## Brief
In the entries that follow, find the word "JSON" and report each line it is on.

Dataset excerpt
- - - - -

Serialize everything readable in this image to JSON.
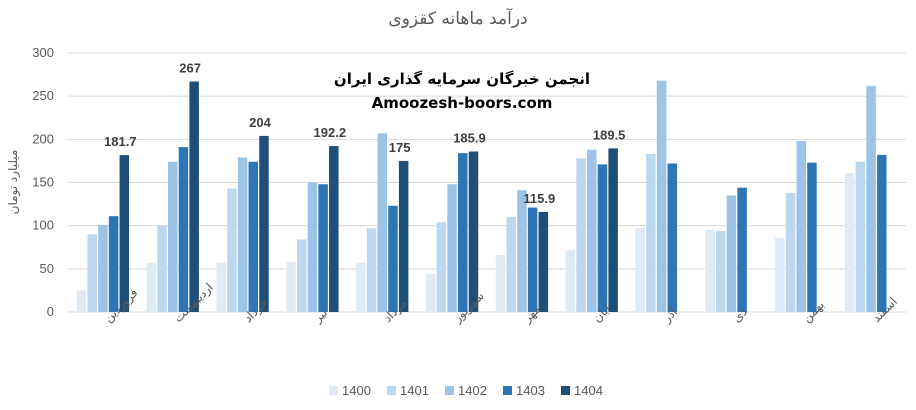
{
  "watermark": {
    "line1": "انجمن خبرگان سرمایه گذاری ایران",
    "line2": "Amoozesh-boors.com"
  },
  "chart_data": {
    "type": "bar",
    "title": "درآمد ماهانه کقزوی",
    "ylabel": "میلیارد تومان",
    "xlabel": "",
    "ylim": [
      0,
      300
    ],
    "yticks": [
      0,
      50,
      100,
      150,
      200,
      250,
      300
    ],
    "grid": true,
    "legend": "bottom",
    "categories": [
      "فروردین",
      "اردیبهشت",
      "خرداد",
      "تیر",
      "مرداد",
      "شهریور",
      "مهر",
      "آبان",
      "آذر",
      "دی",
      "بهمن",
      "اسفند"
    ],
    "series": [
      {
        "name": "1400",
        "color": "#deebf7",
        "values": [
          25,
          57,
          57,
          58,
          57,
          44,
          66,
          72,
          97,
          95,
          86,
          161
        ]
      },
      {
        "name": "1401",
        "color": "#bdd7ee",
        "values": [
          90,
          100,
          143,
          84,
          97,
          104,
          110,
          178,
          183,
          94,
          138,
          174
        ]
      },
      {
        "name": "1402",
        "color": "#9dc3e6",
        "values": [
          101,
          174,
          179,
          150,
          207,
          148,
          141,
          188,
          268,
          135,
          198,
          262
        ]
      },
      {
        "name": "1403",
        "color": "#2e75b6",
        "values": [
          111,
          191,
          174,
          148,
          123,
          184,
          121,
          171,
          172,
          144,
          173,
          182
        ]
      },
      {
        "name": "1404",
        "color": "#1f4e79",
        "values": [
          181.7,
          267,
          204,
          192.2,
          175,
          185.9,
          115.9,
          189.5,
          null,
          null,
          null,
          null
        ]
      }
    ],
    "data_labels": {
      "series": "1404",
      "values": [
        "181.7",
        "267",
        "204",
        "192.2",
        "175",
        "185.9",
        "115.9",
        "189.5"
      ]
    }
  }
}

- - - - -

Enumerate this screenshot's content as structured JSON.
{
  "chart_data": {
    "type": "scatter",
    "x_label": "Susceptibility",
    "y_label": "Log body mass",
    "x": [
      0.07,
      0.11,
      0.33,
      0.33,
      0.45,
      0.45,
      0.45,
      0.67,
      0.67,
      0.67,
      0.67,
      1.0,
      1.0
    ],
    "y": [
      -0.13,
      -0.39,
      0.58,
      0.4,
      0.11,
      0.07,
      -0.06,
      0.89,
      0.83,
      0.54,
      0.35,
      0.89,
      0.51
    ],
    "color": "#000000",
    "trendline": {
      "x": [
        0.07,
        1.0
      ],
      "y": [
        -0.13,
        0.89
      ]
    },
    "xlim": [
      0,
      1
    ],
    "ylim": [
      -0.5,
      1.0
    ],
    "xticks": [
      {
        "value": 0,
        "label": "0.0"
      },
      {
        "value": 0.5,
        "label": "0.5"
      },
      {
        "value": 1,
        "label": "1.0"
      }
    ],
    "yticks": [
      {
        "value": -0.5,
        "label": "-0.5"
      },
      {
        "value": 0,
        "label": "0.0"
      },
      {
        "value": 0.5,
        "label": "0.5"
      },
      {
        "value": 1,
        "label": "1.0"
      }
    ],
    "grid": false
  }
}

- - - - -

## Reply
Serialize everything readable in this image to JSON.
Enumerate this screenshot's content as structured JSON.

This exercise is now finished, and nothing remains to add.